AIM:
Check every line below for the word "this" and copy the ones that have it.

GIVEN RECORDS:
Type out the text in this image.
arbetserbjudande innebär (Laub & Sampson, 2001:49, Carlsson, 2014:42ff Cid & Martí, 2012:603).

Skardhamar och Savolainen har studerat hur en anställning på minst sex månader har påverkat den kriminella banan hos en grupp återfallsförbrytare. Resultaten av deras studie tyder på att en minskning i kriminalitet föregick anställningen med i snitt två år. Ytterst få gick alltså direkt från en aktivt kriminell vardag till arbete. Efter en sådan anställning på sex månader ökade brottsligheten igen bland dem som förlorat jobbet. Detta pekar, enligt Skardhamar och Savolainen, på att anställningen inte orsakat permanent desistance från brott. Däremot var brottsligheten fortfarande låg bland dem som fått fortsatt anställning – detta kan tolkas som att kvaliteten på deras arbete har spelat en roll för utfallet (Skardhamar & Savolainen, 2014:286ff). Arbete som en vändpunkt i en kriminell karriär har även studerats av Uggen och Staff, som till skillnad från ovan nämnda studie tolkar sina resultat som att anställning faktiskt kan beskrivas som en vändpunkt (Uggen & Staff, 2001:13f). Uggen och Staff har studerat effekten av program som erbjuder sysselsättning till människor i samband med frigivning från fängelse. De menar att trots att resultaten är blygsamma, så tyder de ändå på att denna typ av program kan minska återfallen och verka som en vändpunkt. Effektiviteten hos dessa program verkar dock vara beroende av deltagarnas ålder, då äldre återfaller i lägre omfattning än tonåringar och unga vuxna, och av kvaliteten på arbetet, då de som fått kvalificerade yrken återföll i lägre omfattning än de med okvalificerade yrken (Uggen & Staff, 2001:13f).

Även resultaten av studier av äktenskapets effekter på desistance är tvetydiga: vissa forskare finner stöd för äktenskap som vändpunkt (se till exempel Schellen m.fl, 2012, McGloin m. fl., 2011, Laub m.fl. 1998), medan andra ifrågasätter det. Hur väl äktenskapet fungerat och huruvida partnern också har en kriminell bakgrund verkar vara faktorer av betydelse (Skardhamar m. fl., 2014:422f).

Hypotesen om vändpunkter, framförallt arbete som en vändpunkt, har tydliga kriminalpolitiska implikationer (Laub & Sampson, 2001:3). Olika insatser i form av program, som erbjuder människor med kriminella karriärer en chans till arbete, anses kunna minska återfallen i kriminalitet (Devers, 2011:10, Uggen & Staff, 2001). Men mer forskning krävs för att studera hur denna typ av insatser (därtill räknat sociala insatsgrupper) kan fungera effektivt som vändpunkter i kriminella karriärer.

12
--
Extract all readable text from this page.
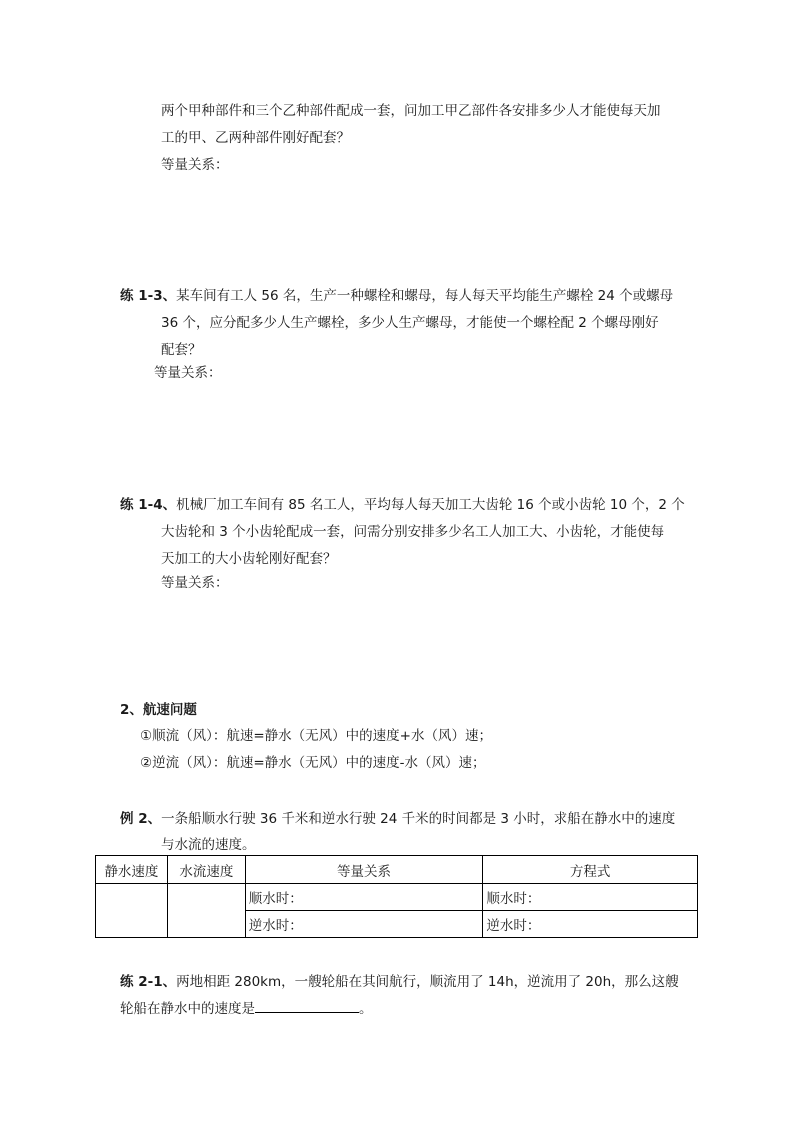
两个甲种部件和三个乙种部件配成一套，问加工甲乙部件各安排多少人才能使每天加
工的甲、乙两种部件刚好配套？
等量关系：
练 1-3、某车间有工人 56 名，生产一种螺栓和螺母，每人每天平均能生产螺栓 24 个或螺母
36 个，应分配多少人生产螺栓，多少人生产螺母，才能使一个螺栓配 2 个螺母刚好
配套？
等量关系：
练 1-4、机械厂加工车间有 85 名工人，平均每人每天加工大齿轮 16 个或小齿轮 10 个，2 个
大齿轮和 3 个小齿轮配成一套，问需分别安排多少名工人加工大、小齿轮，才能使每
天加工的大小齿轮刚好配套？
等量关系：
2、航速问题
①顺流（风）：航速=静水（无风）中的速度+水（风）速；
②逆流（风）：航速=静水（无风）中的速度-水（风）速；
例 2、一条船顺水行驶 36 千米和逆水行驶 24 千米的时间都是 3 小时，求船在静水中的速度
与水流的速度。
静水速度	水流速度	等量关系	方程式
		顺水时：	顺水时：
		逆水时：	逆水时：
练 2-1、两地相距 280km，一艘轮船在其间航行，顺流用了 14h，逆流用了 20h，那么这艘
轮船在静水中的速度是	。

RIGHT ANSWER:
Type out the text in this image.
Extract all readable text from this page.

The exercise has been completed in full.